[Exercise directions] Where does the string "this" appear? Copy every line of the entries below that holds it.

[Extracted material]
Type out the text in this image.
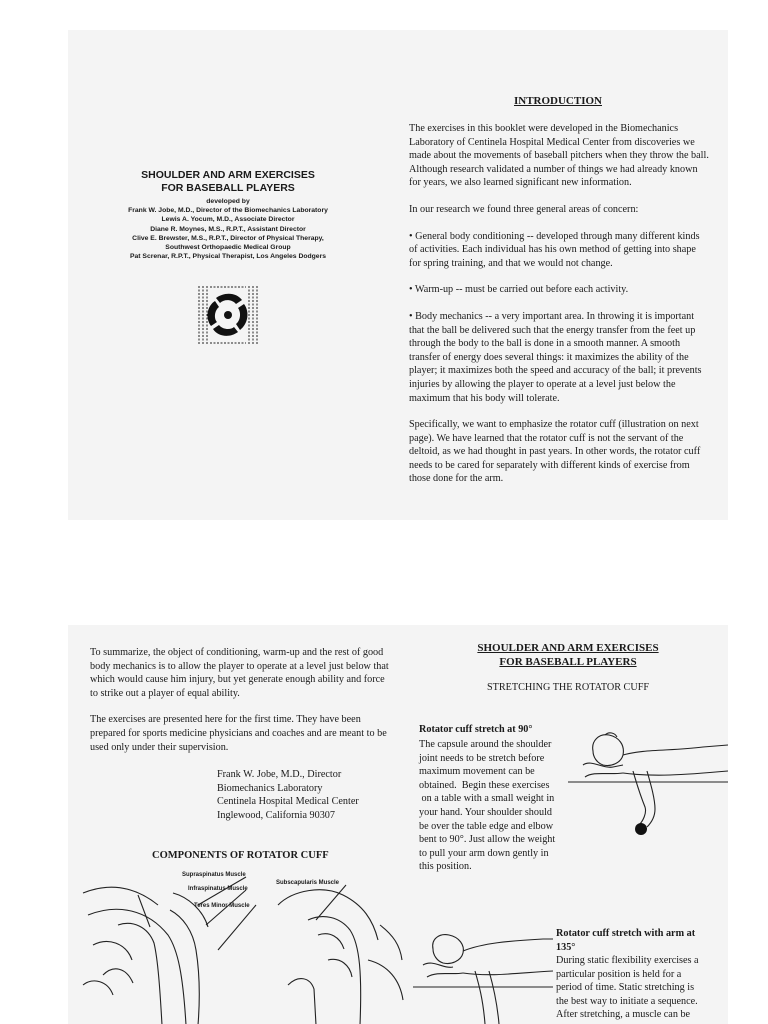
SHOULDER AND ARM EXERCISES
FOR BASEBALL PLAYERS
developed by
Frank W. Jobe, M.D., Director of the Biomechanics Laboratory
Lewis A. Yocum, M.D., Associate Director
Diane R. Moynes, M.S., R.P.T., Assistant Director
Clive E. Brewster, M.S., R.P.T., Director of Physical Therapy,
Southwest Orthopaedic Medical Group
Pat Screnar, R.P.T., Physical Therapist, Los Angeles Dodgers
INTRODUCTION

The exercises in this booklet were developed in the Biomechanics Laboratory of Centinela Hospital Medical Center from discoveries we made about the movements of baseball pitchers when they throw the ball. Although research validated a number of things we had already known for years, we also learned significant new information.

In our research we found three general areas of concern:

• General body conditioning -- developed through many different kinds of activities. Each individual has his own method of getting into shape for spring training, and that we would not change.

• Warm-up -- must be carried out before each activity.

• Body mechanics -- a very important area. In throwing it is important that the ball be delivered such that the energy transfer from the feet up through the body to the ball is done in a smooth manner. A smooth transfer of energy does several things: it maximizes the ability of the player; it maximizes both the speed and accuracy of the ball; it prevents injuries by allowing the player to operate at a level just below the maximum that his body will tolerate.

Specifically, we want to emphasize the rotator cuff (illustration on next page). We have learned that the rotator cuff is not the servant of the deltoid, as we had thought in past years. In other words, the rotator cuff needs to be cared for separately with different kinds of exercise from those done for the arm.

To summarize, the object of conditioning, warm-up and the rest of good body mechanics is to allow the player to operate at a level just below that which would cause him injury, but yet generate enough ability and force to strike out a player of equal ability.

The exercises are presented here for the first time. They have been prepared for sports medicine physicians and coaches and are meant to be used only under their supervision.

Frank W. Jobe, M.D., Director
Biomechanics Laboratory
Centinela Hospital Medical Center
Inglewood, California 90307
COMPONENTS OF ROTATOR CUFF
Supraspinatus Muscle
Infraspinatus Muscle
Teres Minor Muscle
Subscapularis Muscle
SHOULDER AND ARM EXERCISES
FOR BASEBALL PLAYERS
STRETCHING THE ROTATOR CUFF
Rotator cuff stretch at 90°
The capsule around the shoulder
joint needs to be stretch before
maximum movement can be
obtained.  Begin these exercises
on a table with a small weight in
your hand. Your shoulder should
be over the table edge and elbow
bent to 90°. Just allow the weight
to pull your arm down gently in
this position.
Rotator cuff stretch with arm at
135°
During static flexibility exercises a
particular position is held for a
period of time. Static stretching is
the best way to initiate a sequence.
After stretching, a muscle can be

[Written reply]
Type out the text in this image.
The exercises in this booklet were developed in the Biomechanics Laboratory of Centinela Hospital Medical Center from discoveries we made about the movements of baseball pitchers when they throw the ball. Although research validated a number of things we had already known for years, we also learned significant new information.
this position.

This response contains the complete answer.